# Trail riding + iphone + freezing temps



## evilamc (Sep 22, 2011)

Soooo, I've found out this winter, that when its freezing out, like 20's or below, if I try to use my phone....it just shuts off. When out on a trail ride....its really NOT GOOD! Anyone else have this problem, or a solution? Today was the first time it died on me on a trail  I wanted to take a pic really quick because it was so pretty thennnnn phone was like "KBYE ITS COLD" It was in the teens. Sometimes even just keeping it in my pocket isn't good enough! How do you guys manage to keep your phones alive on trails?

Guess one solution would be put it on inside coat pocket and don't touch it unless emergency...lol ugh I like to take pics though


----------



## greentree (Feb 27, 2013)

When I took this photo, it was 15*. I have not had that problem, but it could be your battery. I am a techno-phobe, so I am surprised I have missed that one, lol!!

Nancy


----------



## amberly (Dec 16, 2012)

I think it might just be your battery - because even when it was 15 to 20 below when i went to the bus stop mine worked


----------



## waresbear (Jun 18, 2011)

I was told the cold is okay for iphone batteries, buy the Apple dealer!


----------



## kaitlynbowles (Sep 30, 2013)

I have had this problem too! You aren't the only one. Mine has done it twice, once while laying around and also while in my pocket. And I had plenty of battery.
_Posted via Mobile Device_


----------



## evilamc (Sep 22, 2011)

Hm maybe if I find time I'll go by apple store. Says online on their sites it's not good to use it under 32 and it will shut off if it's too cold for it  trying to find a case or something to put it in lol!
_Posted via Mobile Device_


----------



## evilamc (Sep 22, 2011)

Kaitlyn is yours jailbroke by chance? I think it's gotten worse ever since I jailbroke it...love having my phone jailbroke but can't have a dead phone on trails...maybe I'll restore it back to factory settings and not jailbreak it and see if it does better
_Posted via Mobile Device_


----------



## waresbear (Jun 18, 2011)

I know the iphone gives you warning when it's too hot and it's about shut down, never had that for cold weather. The apple dealer guy did say the cold was fine for the battery (forgetting it in the car overnight in the winter), but he didn't say anything about the actual iphone's operation.


----------



## kaitlynbowles (Sep 30, 2013)

No, mine isn't jail broke.
_Posted via Mobile Device_


----------



## jamesqf (Oct 5, 2009)

Keep it next to your skin except when you're actually using it. Cold won't hurt most batteries, but it does reduce the amount of power they put out - basic chemistry: everything goes slower in the cold.


----------



## AQHA13 (Apr 19, 2017)

Mine does this all the time! At first I thought my phone was going kaput but after some looking on the internet I found that other people have the same issue. If the temp is mildly cold keeping it in my pocket will work. But on days where its well below freezing the only thing that works for me is to stick it in my bra, right against my body. This keeps it warm enough that I can pull it out and snap some pictures before it gets cold enough to turn off.

-------------------------

- _Problems and tasks_
a. In the forum thread about iPhones shutting off in freezing weather, what does jamesqf advise doing with the phone?
b. Carry the forum thread about iPhones shutting off on cold trail rides forward, picking up after its last post.

-------------------------

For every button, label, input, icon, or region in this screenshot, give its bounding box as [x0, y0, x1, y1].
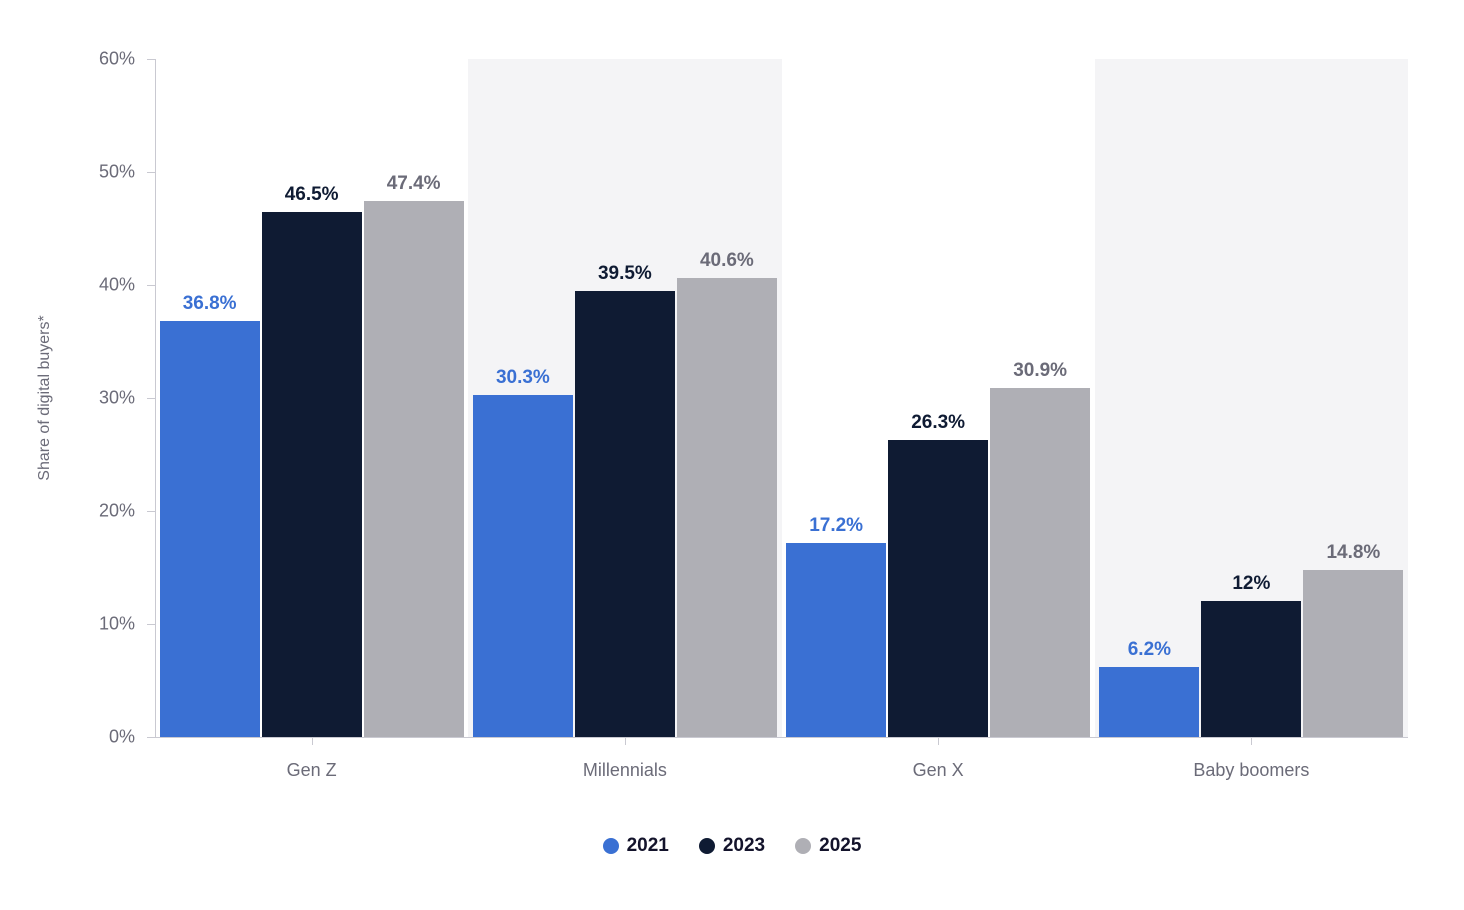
chart-container: Share of digital buyers* 0% 10% 20% 30% 40% 5…: [0, 0, 1464, 910]
legend-item[interactable]: 2023: [699, 835, 765, 857]
y-tick-mark: [147, 59, 155, 60]
bar: [677, 278, 777, 737]
bar-value-label: 36.8%: [183, 293, 237, 315]
y-tick-label: 20%: [99, 501, 135, 522]
legend-label: 2025: [819, 835, 861, 857]
bar: [473, 395, 573, 737]
y-tick-label: 30%: [99, 388, 135, 409]
x-tick-label: Baby boomers: [1193, 760, 1309, 781]
x-tick-label: Gen X: [913, 760, 964, 781]
legend-item[interactable]: 2021: [603, 835, 669, 857]
y-tick-mark: [147, 624, 155, 625]
bar-value-label: 30.9%: [1013, 360, 1067, 382]
y-axis-title: Share of digital buyers*: [36, 315, 54, 480]
bar-value-label: 46.5%: [285, 184, 339, 206]
bar-value-label: 40.6%: [700, 250, 754, 272]
bar: [1303, 570, 1403, 737]
x-tick-label: Gen Z: [287, 760, 337, 781]
x-tick-mark: [625, 737, 626, 745]
bar: [575, 291, 675, 737]
bar-value-label: 47.4%: [387, 173, 441, 195]
bar: [1201, 601, 1301, 737]
bar-value-label: 17.2%: [809, 515, 863, 537]
legend: 2021 2023 2025: [0, 835, 1464, 857]
legend-label: 2023: [723, 835, 765, 857]
y-tick-mark: [147, 285, 155, 286]
x-tick-label: Millennials: [583, 760, 667, 781]
y-tick-mark: [147, 398, 155, 399]
bar: [1099, 667, 1199, 737]
x-axis-line: [155, 737, 1408, 738]
bar-value-label: 39.5%: [598, 263, 652, 285]
bar: [990, 388, 1090, 737]
legend-swatch: [795, 838, 811, 854]
y-tick-label: 40%: [99, 275, 135, 296]
bar: [888, 440, 988, 737]
bar: [262, 212, 362, 737]
bar: [364, 201, 464, 737]
y-tick-label: 60%: [99, 49, 135, 70]
legend-item[interactable]: 2025: [795, 835, 861, 857]
y-tick-mark: [147, 737, 155, 738]
bar-value-label: 14.8%: [1326, 542, 1380, 564]
y-tick-mark: [147, 511, 155, 512]
x-tick-mark: [312, 737, 313, 745]
y-tick-label: 10%: [99, 614, 135, 635]
bar: [786, 543, 886, 737]
bar-value-label: 26.3%: [911, 412, 965, 434]
y-axis-line: [155, 59, 156, 737]
bar-value-label: 30.3%: [496, 367, 550, 389]
bar-value-label: 12%: [1232, 573, 1270, 595]
legend-label: 2021: [627, 835, 669, 857]
x-tick-mark: [1251, 737, 1252, 745]
y-tick-label: 0%: [109, 727, 135, 748]
plot-area: 36.8% 46.5% 47.4% 30.3% 39.5% 40.6% 17.2% 26.3%…: [155, 59, 1408, 737]
y-tick-label: 50%: [99, 162, 135, 183]
x-tick-mark: [938, 737, 939, 745]
y-tick-mark: [147, 172, 155, 173]
legend-swatch: [699, 838, 715, 854]
bar-value-label: 6.2%: [1128, 639, 1171, 661]
bar: [160, 321, 260, 737]
legend-swatch: [603, 838, 619, 854]
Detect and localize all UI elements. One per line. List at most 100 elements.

-------------------------

- _Expected outputs_
a. Keep it next to your skin except when you're actually using it.

b.
----------



## Roux (Aug 23, 2013)

I live where it gets really hot and have had it shut down due to hot temps but I haven't run into cold temps being an issue yet. 

Sorry though, thats a drag!


----------



## evilamc (Sep 22, 2011)

Ha yeah. I'll just try using my inside coat pocket maybe. My bf's Samsung never dies in cold, take my phone out and it does  I may get battery checked still though. Ugh apple stores so far away lol!
_Posted via Mobile Device_


----------



## evilamc (Sep 22, 2011)

Ohhh in the bra is a good idea!!! Lol! Luckily I've been riding alone so no one will think I'm crazy! Ya I searched the internet too and found lots of people have the problem but no ways to help fix it  my iPhone needs a snuggie
_Posted via Mobile Device_


----------



## bkylem (Sep 21, 2013)

waresbear said:


> I know the iphone gives you warning when it's too hot and it's about shut down, never had that for cold weather. The apple dealer guy did say the cold was fine for the battery (forgetting it in the car overnight in the winter), but he didn't say anything about the actual iphone's operation.


Mine has shut down several times especially if I leave it in the car. It just goes black and the apple logo slowly appears as it warms up. 
I do keep it in an inner pocket while I'm out. Partly for warmth and partly for security.


----------



## quinn (Nov 8, 2013)

Maybe you could put it next to one of those "hot hands" things? ...can't think of the actual name...but the little things that you keep in your pocket to keep your hands warm.


----------



## Zexious (Aug 2, 2013)

I have never had issues in the cold with my iPhone, and I have had it out in some /cold/ weather! Had the opposite issue--got the little warning that it was shutting off because it was too hot.

I second whoever said keeping it in your bra--your body heat will keep it nice and snuggly


----------



## morganarab94 (May 16, 2013)

Mine does this too, in heat and cold!!! I like the bra idea, that should help.


----------



## Darrin (Jul 11, 2011)

I agree that it is probably more a battery issue than anything else. Cold saps batteries and the weaker a battery is the faster it will die.
_Posted via Mobile Device_


----------



## evilamc (Sep 22, 2011)

I dunno it's weird, it will be at like 22% battery, once even was at like 40% then it just shuts off  I plug it in my truck and it wont turn on for maybe 10 minutes because it has to warm back up, and then its at a perfectly fine charge too.

Tried using a hand warmer in my pocket today LOL, phone lasted for the 1hr ride but after sending a text to my friend and bf that I made it back alright it died on me 










Ha usually use these things for bit warmers  They're rechargable and I made a little pouch to put them in then wrap around bit...works SOOOOO well! Tried one in my pocket with my phone, not really sure if it made much of a difference. Was going to try the phone in my bra...but I couldn't get it in there...Had underarmor, tshirt, fleece hoodie and thick winter coat on


----------



## PaintHorseMares (Apr 19, 2008)

jamesqf said:


> Keep it next to your skin except when you're actually using it. Cold won't hurt most batteries, but it does reduce the amount of power they put out - basic chemistry: everything goes slower in the cold.


Not only do batteries put out less power, but they also hold their charge a lot less. Always keep them as warm as possible next to your body.


----------



## SEAmom (Jan 8, 2011)

Careful with keep the phone against you're skin (like in your bra) if you work hard enough to sweat, even a little. That will do more damage than the cold. You can sweat without realizing you're doing it.
_Posted via Mobile Device_


----------



## evilamc (Sep 22, 2011)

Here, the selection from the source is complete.